**STATED GOAL**: Copy out verbatim every line from the first one through the line containing "text-line: 2、已发生过心绞痛的患者，应注意找出导致心绞痛的诱因, xyxy=(137,154,774,182)", both ends inclusive.

begin

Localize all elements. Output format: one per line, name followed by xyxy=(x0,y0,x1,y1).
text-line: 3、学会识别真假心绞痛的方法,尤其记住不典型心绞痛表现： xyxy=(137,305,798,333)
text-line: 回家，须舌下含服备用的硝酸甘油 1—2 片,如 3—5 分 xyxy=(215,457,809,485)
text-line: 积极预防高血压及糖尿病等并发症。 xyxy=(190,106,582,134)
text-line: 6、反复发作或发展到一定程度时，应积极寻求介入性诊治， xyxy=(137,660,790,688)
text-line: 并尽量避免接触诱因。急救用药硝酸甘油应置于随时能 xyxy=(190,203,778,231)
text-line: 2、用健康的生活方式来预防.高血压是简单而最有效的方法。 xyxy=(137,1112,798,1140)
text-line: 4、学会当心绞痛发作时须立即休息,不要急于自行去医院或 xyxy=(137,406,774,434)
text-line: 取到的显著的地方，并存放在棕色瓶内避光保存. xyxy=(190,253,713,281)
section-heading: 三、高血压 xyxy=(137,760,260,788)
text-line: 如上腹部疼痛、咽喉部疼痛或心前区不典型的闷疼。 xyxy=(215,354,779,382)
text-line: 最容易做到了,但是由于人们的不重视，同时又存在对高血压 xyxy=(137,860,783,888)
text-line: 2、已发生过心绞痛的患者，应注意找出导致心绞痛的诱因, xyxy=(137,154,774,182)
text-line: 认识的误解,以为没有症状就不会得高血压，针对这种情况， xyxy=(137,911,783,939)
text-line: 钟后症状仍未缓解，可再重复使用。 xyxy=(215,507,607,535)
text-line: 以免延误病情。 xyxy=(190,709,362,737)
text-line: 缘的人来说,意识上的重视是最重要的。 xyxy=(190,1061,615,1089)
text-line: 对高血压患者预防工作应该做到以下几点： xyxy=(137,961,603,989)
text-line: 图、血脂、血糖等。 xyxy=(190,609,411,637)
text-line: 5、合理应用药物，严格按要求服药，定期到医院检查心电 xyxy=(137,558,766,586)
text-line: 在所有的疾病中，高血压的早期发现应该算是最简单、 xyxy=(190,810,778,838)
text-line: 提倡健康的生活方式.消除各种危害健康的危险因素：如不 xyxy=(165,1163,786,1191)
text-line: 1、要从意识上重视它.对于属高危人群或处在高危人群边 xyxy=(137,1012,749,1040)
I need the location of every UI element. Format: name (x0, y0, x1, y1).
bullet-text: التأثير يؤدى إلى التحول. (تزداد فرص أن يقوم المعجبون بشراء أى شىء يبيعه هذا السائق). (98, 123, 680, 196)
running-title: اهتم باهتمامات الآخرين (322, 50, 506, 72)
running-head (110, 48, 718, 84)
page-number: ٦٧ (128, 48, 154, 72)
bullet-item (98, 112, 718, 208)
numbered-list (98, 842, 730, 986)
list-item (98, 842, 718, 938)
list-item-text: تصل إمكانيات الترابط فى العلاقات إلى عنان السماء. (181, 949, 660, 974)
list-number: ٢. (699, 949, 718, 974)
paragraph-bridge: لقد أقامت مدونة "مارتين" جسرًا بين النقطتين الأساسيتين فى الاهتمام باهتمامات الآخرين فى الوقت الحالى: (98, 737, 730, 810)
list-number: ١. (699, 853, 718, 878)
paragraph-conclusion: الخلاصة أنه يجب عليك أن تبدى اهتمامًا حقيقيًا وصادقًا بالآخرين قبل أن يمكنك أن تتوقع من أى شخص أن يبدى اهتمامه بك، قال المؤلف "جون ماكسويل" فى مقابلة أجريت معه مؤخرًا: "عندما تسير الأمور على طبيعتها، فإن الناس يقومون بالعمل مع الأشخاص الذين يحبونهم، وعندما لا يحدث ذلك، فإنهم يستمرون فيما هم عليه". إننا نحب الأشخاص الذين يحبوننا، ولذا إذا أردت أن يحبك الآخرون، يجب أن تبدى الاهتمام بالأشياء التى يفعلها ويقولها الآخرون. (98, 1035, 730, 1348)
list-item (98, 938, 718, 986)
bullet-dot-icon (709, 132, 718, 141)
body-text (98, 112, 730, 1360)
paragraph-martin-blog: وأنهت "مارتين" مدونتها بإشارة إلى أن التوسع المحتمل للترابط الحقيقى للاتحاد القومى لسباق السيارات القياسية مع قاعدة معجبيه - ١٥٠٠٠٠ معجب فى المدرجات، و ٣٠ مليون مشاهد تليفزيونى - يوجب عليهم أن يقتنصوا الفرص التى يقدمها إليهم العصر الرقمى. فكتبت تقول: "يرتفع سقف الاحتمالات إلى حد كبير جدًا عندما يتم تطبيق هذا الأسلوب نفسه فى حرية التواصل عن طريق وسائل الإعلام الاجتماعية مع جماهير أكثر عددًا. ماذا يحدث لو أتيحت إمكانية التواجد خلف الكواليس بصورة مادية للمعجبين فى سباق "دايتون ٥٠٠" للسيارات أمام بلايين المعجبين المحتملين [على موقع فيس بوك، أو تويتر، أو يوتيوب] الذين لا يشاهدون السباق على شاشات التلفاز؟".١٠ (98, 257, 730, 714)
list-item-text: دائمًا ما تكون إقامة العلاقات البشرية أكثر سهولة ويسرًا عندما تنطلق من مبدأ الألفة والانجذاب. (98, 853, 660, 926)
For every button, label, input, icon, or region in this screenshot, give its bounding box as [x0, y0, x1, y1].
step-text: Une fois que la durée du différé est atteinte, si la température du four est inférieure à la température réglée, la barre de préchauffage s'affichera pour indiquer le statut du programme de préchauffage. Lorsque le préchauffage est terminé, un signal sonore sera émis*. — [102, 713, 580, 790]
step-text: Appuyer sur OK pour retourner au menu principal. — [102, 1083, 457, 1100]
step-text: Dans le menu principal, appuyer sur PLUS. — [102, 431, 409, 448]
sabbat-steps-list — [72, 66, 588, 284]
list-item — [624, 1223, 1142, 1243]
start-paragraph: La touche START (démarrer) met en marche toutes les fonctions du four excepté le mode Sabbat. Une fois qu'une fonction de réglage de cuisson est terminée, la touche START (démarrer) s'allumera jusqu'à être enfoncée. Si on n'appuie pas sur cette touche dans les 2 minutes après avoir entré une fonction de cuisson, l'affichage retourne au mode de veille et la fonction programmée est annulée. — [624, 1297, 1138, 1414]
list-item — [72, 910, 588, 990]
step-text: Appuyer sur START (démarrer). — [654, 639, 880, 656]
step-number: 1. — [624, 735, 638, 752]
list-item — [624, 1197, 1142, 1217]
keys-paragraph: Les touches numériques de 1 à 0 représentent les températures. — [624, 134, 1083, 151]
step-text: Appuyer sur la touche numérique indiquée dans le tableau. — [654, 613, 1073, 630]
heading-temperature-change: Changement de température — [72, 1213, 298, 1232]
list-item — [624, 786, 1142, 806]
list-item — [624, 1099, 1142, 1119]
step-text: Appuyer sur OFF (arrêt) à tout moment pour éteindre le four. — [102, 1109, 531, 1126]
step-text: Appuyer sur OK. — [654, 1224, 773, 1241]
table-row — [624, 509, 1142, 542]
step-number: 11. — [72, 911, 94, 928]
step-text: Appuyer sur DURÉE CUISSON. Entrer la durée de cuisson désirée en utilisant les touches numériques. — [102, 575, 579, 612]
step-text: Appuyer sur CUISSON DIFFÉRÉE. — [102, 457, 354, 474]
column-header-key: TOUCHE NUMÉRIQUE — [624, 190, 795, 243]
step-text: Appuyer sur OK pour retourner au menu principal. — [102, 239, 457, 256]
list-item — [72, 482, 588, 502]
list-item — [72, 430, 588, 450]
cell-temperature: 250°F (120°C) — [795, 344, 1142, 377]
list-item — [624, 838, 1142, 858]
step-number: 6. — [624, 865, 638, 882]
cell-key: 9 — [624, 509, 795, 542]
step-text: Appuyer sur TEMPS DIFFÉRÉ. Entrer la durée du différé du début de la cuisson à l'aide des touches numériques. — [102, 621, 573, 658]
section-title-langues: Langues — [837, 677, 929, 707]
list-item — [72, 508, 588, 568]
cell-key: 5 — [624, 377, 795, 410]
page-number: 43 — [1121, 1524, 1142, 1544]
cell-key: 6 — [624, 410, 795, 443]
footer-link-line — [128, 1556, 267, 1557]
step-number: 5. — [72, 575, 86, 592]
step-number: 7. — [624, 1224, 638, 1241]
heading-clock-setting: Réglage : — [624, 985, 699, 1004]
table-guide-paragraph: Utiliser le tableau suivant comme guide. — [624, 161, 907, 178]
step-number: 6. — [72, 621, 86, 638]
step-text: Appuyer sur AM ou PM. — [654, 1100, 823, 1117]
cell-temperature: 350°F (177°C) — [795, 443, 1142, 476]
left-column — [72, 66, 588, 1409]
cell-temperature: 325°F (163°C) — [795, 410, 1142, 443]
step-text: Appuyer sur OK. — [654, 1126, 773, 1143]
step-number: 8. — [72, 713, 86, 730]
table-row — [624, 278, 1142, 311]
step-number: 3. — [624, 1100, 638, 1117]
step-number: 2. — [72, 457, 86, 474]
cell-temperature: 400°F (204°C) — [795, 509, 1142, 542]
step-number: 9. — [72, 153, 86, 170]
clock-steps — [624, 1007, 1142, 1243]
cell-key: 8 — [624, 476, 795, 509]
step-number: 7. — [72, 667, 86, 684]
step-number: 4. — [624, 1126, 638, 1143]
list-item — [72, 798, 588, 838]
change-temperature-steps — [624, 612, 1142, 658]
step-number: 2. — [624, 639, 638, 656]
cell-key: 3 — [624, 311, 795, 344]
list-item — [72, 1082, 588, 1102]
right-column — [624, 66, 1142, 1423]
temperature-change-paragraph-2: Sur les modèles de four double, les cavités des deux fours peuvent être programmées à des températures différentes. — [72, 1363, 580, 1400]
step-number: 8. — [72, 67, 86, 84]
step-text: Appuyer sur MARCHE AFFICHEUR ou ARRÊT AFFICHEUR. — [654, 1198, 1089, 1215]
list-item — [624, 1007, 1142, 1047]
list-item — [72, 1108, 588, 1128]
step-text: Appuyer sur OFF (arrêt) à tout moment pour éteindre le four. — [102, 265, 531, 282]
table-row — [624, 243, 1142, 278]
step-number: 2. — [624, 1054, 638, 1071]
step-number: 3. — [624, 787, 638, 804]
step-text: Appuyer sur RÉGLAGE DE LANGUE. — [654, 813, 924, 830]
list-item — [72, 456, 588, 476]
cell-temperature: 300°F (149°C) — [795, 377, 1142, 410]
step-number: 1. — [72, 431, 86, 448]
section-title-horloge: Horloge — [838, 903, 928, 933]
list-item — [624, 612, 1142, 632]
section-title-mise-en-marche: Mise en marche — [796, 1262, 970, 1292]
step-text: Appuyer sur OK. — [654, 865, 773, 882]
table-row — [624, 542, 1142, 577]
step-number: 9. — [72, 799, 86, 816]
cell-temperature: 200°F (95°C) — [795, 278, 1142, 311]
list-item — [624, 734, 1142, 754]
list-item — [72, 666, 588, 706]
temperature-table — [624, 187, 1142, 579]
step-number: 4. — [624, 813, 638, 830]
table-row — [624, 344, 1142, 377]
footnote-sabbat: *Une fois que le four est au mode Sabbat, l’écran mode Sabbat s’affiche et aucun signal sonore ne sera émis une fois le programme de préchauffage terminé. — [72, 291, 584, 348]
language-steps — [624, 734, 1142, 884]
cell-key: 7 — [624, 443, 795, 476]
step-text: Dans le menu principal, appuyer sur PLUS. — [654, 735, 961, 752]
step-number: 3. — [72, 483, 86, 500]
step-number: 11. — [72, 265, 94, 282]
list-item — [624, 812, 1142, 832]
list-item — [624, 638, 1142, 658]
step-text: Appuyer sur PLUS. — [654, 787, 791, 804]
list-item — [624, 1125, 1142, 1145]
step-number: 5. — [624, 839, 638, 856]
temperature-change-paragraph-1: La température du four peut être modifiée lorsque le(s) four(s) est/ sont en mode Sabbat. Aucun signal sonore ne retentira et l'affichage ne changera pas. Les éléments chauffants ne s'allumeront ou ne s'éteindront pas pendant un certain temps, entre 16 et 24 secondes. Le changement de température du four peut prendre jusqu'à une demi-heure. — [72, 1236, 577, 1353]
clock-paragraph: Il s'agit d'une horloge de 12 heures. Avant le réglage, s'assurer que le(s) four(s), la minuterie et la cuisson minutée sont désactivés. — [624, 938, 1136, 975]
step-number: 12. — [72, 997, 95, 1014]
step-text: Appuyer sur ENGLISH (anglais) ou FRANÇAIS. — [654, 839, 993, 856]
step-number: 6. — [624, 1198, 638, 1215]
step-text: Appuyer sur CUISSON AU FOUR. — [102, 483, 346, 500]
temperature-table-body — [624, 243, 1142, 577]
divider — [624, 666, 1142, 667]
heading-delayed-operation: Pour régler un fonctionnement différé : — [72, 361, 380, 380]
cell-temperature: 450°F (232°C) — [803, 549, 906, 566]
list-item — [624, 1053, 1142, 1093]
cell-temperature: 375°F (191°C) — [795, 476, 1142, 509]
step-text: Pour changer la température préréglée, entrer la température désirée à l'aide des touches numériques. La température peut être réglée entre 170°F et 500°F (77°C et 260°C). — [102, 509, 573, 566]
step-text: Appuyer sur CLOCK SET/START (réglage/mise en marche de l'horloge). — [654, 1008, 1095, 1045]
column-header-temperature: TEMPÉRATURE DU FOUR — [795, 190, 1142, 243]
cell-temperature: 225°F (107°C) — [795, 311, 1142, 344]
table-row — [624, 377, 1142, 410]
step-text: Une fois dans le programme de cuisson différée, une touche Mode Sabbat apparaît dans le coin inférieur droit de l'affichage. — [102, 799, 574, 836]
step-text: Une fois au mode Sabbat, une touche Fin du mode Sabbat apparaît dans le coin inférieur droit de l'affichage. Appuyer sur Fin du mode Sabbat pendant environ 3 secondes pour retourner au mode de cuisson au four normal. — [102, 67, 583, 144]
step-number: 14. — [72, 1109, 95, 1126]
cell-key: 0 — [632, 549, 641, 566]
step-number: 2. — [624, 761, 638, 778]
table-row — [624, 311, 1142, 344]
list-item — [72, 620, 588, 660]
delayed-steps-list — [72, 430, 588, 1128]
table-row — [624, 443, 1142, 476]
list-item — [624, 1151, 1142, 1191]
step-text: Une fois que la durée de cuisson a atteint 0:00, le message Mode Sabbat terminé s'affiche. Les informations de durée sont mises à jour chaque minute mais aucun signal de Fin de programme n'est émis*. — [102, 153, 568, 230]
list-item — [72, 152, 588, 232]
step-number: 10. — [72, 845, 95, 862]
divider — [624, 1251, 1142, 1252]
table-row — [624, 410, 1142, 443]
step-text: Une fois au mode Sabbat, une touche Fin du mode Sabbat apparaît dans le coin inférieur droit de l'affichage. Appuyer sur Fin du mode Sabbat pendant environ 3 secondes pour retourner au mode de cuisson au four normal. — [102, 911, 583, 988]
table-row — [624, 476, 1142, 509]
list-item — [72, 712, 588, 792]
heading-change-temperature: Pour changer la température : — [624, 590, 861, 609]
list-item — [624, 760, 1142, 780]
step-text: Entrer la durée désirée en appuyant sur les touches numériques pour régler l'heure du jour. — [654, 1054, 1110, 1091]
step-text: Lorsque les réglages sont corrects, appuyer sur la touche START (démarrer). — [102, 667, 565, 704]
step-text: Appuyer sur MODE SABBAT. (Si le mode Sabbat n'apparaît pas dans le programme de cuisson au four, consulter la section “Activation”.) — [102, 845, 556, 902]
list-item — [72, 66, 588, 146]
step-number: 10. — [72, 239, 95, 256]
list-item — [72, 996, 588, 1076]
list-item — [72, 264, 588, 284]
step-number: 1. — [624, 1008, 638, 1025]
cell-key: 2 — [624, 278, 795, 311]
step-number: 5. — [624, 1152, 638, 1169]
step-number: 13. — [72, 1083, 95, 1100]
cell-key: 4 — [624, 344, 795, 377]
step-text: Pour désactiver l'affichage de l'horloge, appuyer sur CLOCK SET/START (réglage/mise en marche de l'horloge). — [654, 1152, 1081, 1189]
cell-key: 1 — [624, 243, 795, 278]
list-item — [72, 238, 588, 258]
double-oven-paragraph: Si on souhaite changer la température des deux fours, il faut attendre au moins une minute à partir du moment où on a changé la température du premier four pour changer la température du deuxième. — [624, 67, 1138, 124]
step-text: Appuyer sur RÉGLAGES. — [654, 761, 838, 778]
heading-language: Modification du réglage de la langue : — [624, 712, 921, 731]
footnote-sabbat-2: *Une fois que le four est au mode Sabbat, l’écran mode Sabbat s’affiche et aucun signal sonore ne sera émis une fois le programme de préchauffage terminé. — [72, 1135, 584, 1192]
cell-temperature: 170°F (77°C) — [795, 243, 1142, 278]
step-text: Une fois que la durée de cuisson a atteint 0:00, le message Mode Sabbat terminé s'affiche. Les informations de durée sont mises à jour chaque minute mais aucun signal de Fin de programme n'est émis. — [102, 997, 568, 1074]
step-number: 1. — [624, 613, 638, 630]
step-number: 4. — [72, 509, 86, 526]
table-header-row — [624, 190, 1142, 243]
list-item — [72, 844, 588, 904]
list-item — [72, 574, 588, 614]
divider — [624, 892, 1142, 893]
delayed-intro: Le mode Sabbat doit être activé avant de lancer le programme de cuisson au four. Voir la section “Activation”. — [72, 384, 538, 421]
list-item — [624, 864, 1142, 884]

end

**TASK OUTPUT**:
Localize all elements. Output format: one per line, name followed by xyxy=(x0,y0,x1,y1).
text-line: 3、学会识别真假心绞痛的方法,尤其记住不典型心绞痛表现： xyxy=(137,305,798,333)
text-line: 回家，须舌下含服备用的硝酸甘油 1—2 片,如 3—5 分 xyxy=(215,457,809,485)
text-line: 积极预防高血压及糖尿病等并发症。 xyxy=(190,106,582,134)
text-line: 6、反复发作或发展到一定程度时，应积极寻求介入性诊治， xyxy=(137,660,790,688)
text-line: 并尽量避免接触诱因。急救用药硝酸甘油应置于随时能 xyxy=(190,203,778,231)
text-line: 2、用健康的生活方式来预防.高血压是简单而最有效的方法。 xyxy=(137,1112,798,1140)
text-line: 4、学会当心绞痛发作时须立即休息,不要急于自行去医院或 xyxy=(137,406,774,434)
text-line: 取到的显著的地方，并存放在棕色瓶内避光保存. xyxy=(190,253,713,281)
section-heading: 三、高血压 xyxy=(137,760,260,788)
text-line: 如上腹部疼痛、咽喉部疼痛或心前区不典型的闷疼。 xyxy=(215,354,779,382)
text-line: 最容易做到了,但是由于人们的不重视，同时又存在对高血压 xyxy=(137,860,783,888)
text-line: 2、已发生过心绞痛的患者，应注意找出导致心绞痛的诱因, xyxy=(137,154,774,182)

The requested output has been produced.